**Task statement**.
Make a tally of the lines in the records that include the string "Christ", and give only that number.

━━━━━━━━

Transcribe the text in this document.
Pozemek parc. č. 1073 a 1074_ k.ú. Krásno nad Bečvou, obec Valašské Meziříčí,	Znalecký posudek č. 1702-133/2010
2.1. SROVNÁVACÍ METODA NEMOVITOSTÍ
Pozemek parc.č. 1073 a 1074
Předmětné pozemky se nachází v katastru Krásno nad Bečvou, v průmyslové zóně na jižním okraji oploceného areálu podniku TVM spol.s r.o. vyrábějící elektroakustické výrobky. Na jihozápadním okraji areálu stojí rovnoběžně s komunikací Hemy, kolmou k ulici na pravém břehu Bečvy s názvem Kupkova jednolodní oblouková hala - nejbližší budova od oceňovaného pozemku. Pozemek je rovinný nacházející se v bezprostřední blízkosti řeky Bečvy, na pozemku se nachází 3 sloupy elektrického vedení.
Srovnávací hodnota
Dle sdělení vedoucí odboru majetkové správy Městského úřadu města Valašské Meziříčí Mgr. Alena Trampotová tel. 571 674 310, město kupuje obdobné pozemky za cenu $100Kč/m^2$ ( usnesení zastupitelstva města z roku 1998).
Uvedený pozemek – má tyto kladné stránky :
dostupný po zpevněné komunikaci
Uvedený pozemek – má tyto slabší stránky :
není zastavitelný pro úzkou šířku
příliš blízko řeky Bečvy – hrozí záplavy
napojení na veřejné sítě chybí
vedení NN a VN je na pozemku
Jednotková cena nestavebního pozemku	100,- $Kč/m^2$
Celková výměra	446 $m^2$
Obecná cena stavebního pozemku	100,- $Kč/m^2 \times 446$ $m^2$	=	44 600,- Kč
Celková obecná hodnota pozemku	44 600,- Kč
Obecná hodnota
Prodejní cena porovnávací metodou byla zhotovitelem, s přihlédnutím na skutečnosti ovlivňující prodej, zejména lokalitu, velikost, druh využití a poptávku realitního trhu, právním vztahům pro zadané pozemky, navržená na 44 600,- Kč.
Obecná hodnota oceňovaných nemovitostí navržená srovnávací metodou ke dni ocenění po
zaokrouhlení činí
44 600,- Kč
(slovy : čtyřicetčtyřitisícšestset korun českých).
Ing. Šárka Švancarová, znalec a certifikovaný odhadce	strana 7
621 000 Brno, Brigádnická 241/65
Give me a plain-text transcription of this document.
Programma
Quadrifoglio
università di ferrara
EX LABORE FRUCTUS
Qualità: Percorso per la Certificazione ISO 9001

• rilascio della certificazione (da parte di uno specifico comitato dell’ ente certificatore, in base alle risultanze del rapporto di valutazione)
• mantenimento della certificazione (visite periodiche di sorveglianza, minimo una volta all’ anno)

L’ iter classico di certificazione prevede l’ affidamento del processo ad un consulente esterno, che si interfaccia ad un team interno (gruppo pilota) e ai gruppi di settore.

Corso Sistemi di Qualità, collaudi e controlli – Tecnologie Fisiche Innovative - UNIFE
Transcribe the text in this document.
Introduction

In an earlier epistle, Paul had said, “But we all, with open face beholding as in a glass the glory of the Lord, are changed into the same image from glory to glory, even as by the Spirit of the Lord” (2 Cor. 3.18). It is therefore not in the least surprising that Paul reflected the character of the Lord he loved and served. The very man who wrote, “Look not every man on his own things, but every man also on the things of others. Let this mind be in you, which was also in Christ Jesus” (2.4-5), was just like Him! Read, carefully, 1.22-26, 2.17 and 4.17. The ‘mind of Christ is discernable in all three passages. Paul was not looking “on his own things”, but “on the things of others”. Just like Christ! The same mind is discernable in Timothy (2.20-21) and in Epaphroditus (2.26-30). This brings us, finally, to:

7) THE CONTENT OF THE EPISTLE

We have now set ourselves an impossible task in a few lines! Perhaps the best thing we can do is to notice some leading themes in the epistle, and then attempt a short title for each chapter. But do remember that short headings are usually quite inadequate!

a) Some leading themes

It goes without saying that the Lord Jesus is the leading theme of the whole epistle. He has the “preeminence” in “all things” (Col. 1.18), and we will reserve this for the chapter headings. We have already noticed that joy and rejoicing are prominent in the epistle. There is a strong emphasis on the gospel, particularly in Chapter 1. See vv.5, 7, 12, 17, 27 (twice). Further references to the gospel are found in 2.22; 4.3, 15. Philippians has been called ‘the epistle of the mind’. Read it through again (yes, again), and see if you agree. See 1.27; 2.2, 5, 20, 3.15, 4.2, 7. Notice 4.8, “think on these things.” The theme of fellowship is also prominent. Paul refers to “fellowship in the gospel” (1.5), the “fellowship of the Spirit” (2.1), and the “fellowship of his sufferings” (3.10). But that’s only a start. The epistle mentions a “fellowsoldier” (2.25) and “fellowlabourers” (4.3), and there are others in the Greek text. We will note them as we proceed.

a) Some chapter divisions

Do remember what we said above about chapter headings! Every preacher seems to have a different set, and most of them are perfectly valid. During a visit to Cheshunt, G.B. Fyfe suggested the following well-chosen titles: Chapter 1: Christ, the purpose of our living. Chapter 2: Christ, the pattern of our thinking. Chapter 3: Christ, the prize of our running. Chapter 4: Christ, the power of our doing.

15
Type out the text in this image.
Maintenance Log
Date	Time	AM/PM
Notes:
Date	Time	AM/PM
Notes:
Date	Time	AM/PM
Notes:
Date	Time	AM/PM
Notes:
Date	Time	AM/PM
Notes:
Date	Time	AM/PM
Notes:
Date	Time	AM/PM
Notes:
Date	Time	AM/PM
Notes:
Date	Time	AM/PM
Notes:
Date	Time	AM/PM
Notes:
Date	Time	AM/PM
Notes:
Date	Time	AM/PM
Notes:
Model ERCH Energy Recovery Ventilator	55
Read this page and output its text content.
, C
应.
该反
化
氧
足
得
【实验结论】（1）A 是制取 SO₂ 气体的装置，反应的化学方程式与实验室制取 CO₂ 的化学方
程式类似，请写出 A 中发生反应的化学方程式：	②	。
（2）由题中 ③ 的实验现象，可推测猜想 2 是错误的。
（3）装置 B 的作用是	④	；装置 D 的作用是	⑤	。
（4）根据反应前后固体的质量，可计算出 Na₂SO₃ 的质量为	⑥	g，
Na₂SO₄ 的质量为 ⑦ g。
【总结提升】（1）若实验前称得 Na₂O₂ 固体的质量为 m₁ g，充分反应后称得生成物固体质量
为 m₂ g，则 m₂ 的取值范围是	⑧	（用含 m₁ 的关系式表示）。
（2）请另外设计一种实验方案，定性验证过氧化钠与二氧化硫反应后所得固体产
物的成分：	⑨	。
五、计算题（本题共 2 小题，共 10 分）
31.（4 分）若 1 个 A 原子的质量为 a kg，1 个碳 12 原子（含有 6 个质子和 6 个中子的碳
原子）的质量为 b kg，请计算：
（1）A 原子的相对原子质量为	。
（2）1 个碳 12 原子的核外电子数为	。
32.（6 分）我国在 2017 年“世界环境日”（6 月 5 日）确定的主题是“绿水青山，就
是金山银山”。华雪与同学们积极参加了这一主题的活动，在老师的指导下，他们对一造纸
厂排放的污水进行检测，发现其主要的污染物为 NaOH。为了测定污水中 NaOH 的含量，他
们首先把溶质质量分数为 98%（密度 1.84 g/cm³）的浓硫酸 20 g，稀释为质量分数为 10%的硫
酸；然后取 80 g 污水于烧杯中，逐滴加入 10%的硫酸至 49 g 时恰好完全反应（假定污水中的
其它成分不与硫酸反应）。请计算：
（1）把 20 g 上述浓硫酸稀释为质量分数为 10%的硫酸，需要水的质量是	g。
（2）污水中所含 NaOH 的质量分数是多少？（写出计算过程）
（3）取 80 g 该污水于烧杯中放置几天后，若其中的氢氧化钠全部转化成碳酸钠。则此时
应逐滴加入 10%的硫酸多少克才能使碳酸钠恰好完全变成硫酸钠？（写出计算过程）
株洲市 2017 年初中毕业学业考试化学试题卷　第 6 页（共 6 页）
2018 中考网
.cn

━━━━━━━━

**Response for this exercise**.
2